**RAW DATA**.

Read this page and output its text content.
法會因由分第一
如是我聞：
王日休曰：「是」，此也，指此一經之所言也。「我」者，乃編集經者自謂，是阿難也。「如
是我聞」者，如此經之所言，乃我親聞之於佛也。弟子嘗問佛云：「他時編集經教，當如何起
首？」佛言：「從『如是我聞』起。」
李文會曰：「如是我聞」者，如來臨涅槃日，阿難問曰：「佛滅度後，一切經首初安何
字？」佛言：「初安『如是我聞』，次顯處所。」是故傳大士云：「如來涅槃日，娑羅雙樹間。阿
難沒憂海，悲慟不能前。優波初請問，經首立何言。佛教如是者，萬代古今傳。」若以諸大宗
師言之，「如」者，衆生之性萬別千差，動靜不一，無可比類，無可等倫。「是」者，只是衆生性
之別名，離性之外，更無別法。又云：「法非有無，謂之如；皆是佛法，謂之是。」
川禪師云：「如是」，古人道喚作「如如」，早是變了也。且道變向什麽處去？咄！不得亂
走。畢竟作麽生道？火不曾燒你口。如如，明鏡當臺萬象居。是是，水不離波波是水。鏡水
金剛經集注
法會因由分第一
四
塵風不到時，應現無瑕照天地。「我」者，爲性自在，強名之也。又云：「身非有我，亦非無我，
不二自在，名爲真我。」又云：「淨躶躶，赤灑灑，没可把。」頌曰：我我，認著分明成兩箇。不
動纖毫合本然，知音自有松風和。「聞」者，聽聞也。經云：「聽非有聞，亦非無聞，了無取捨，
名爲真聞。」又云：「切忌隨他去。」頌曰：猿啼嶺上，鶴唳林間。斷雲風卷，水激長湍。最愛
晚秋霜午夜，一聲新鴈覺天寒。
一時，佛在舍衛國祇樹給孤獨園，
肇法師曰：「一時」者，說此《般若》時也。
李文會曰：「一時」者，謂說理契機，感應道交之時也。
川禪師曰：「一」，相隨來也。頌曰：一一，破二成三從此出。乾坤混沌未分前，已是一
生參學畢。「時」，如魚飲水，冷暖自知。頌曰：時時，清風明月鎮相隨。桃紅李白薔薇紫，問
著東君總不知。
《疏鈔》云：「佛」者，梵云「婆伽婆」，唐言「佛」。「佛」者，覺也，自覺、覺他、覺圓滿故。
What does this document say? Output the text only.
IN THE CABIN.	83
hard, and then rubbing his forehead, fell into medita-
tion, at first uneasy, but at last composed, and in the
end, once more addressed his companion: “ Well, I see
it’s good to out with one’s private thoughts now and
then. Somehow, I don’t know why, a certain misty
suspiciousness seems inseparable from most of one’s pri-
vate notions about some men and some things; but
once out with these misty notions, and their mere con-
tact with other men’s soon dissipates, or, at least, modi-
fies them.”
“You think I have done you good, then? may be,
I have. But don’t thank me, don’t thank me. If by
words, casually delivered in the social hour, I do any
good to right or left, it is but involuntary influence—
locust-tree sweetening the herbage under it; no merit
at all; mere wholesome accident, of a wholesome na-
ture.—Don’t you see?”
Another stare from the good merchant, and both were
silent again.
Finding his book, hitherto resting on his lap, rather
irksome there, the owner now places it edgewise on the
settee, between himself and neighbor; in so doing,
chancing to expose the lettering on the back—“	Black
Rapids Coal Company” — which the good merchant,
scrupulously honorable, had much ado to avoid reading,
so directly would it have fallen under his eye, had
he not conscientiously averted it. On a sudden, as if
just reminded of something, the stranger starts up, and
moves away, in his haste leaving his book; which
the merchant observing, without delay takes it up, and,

**EXERCISE BRIEF**. Show the data once more, exactly as it was written.

**RESPONSE BELOW**.
Read this page and output its text content.
法會因由分第一
如是我聞：
王日休曰：「是」，此也，指此一經之所言也。「我」者，乃編集經者自謂，是阿難也。「如
是我聞」者，如此經之所言，乃我親聞之於佛也。弟子嘗問佛云：「他時編集經教，當如何起
首？」佛言：「從『如是我聞』起。」
李文會曰：「如是我聞」者，如來臨涅槃日，阿難問曰：「佛滅度後，一切經首初安何
字？」佛言：「初安『如是我聞』，次顯處所。」是故傳大士云：「如來涅槃日，娑羅雙樹間。阿
難沒憂海，悲慟不能前。優波初請問，經首立何言。佛教如是者，萬代古今傳。」若以諸大宗
師言之，「如」者，衆生之性萬別千差，動靜不一，無可比類，無可等倫。「是」者，只是衆生性
之別名，離性之外，更無別法。又云：「法非有無，謂之如；皆是佛法，謂之是。」
川禪師云：「如是」，古人道喚作「如如」，早是變了也。且道變向什麽處去？咄！不得亂
走。畢竟作麽生道？火不曾燒你口。如如，明鏡當臺萬象居。是是，水不離波波是水。鏡水
金剛經集注
法會因由分第一
四
塵風不到時，應現無瑕照天地。「我」者，爲性自在，強名之也。又云：「身非有我，亦非無我，
不二自在，名爲真我。」又云：「淨躶躶，赤灑灑，没可把。」頌曰：我我，認著分明成兩箇。不
動纖毫合本然，知音自有松風和。「聞」者，聽聞也。經云：「聽非有聞，亦非無聞，了無取捨，
名爲真聞。」又云：「切忌隨他去。」頌曰：猿啼嶺上，鶴唳林間。斷雲風卷，水激長湍。最愛
晚秋霜午夜，一聲新鴈覺天寒。
一時，佛在舍衛國祇樹給孤獨園，
肇法師曰：「一時」者，說此《般若》時也。
李文會曰：「一時」者，謂說理契機，感應道交之時也。
川禪師曰：「一」，相隨來也。頌曰：一一，破二成三從此出。乾坤混沌未分前，已是一
生參學畢。「時」，如魚飲水，冷暖自知。頌曰：時時，清風明月鎮相隨。桃紅李白薔薇紫，問
著東君總不知。
《疏鈔》云：「佛」者，梵云「婆伽婆」，唐言「佛」。「佛」者，覺也，自覺、覺他、覺圓滿故。
What does this document say? Output the text only.
IN THE CABIN.	83
hard, and then rubbing his forehead, fell into medita-
tion, at first uneasy, but at last composed, and in the
end, once more addressed his companion: “ Well, I see
it’s good to out with one’s private thoughts now and
then. Somehow, I don’t know why, a certain misty
suspiciousness seems inseparable from most of one’s pri-
vate notions about some men and some things; but
once out with these misty notions, and their mere con-
tact with other men’s soon dissipates, or, at least, modi-
fies them.”
“You think I have done you good, then? may be,
I have. But don’t thank me, don’t thank me. If by
words, casually delivered in the social hour, I do any
good to right or left, it is but involuntary influence—
locust-tree sweetening the herbage under it; no merit
at all; mere wholesome accident, of a wholesome na-
ture.—Don’t you see?”
Another stare from the good merchant, and both were
silent again.
Finding his book, hitherto resting on his lap, rather
irksome there, the owner now places it edgewise on the
settee, between himself and neighbor; in so doing,
chancing to expose the lettering on the back—“	Black
Rapids Coal Company” — which the good merchant,
scrupulously honorable, had much ado to avoid reading,
so directly would it have fallen under his eye, had
he not conscientiously averted it. On a sudden, as if
just reminded of something, the stranger starts up, and
moves away, in his haste leaving his book; which
the merchant observing, without delay takes it up, and,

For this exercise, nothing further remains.